-- BEGIN RECORDS --

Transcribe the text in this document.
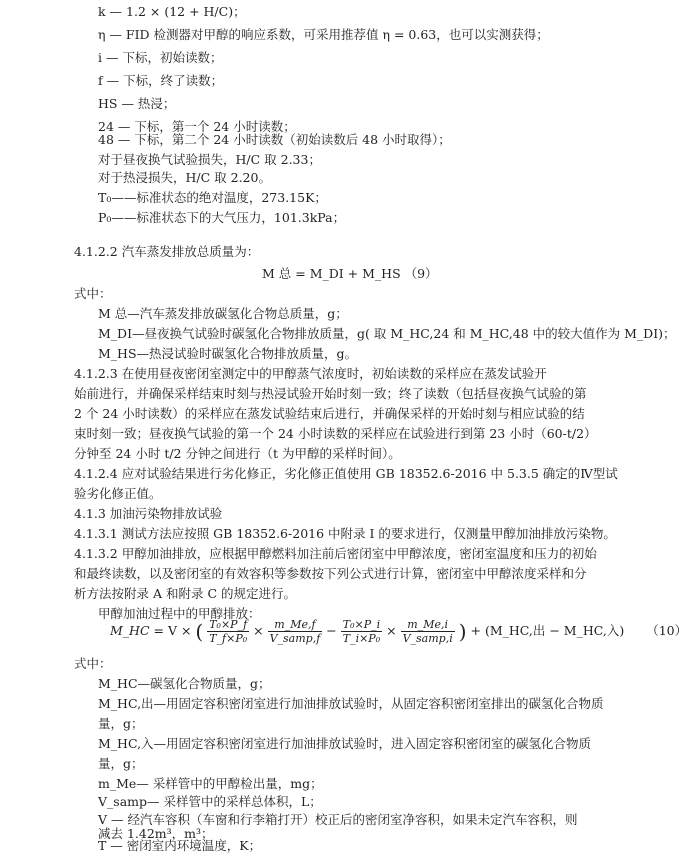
k — 1.2 × (12 + H/C)；
η — FID 检测器对甲醇的响应系数，可采用推荐值 η = 0.63，也可以实测获得；
i — 下标，初始读数；
f — 下标，终了读数；
HS — 热浸；
24 — 下标，第一个 24 小时读数；
48 — 下标，第二个 24 小时读数（初始读数后 48 小时取得）；
对于昼夜换气试验损失，H/C 取 2.33；
对于热浸损失，H/C 取 2.20。
T₀——标准状态的绝对温度，273.15K；
P₀——标准状态下的大气压力，101.3kPa；
4.1.2.2 汽车蒸发排放总质量为：
M 总 = M_DI + M_HS （9）
式中：
M 总—汽车蒸发排放碳氢化合物总质量，g；
M_DI—昼夜换气试验时碳氢化合物排放质量，g( 取 M_HC,24 和 M_HC,48 中的较大值作为 M_DI)；
M_HS—热浸试验时碳氢化合物排放质量，g。
4.1.2.3 在使用昼夜密闭室测定中的甲醇蒸气浓度时，初始读数的采样应在蒸发试验开
始前进行，并确保采样结束时刻与热浸试验开始时刻一致；终了读数（包括昼夜换气试验的第
2 个 24 小时读数）的采样应在蒸发试验结束后进行，并确保采样的开始时刻与相应试验的结
束时刻一致；昼夜换气试验的第一个 24 小时读数的采样应在试验进行到第 23 小时（60-t/2）
分钟至 24 小时 t/2 分钟之间进行（t 为甲醇的采样时间）。
4.1.2.4 应对试验结果进行劣化修正，劣化修正值使用 GB 18352.6-2016 中 5.3.5 确定的Ⅳ型试
验劣化修正值。
4.1.3 加油污染物排放试验
4.1.3.1 测试方法应按照 GB 18352.6-2016 中附录 I 的要求进行，仅测量甲醇加油排放污染物。
4.1.3.2 甲醇加油排放，应根据甲醇燃料加注前后密闭室中甲醇浓度，密闭室温度和压力的初始
和最终读数，以及密闭室的有效容积等参数按下列公式进行计算，密闭室中甲醇浓度采样和分
析方法按附录 A 和附录 C 的规定进行。
甲醇加油过程中的甲醇排放：
M_HC = V × ( $\frac{\text{T₀×P\_f}}{\text{T\_f×P₀}} \times \frac{m\_Me,f}{\text{V\_samp,f}} - \frac{\text{T₀×P\_i}}{\text{T\_i×P₀}} \times \frac{m\_Me,i}{\text{V\_samp,i}}$ ) + (M_HC,出 − M_HC,入) （10）
式中：
M_HC—碳氢化合物质量，g；
M_HC,出—用固定容积密闭室进行加油排放试验时，从固定容积密闭室排出的碳氢化合物质
量，g；
M_HC,入—用固定容积密闭室进行加油排放试验时，进入固定容积密闭室的碳氢化合物质
量，g；
m_Me— 采样管中的甲醇检出量，mg；
V_samp— 采样管中的采样总体积，L；
V — 经汽车容积（车窗和行李箱打开）校正后的密闭室净容积，如果未定汽车容积，则
减去 1.42m³，m³；
T — 密闭室内环境温度，K；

-- END RECORDS --

* WORK TO COMPLETE: Of the lines in the material, how many include "用固定容积密闭室进行加油排放试验时"? Respond with the number alone.

* WRITTEN RESPONSE: 2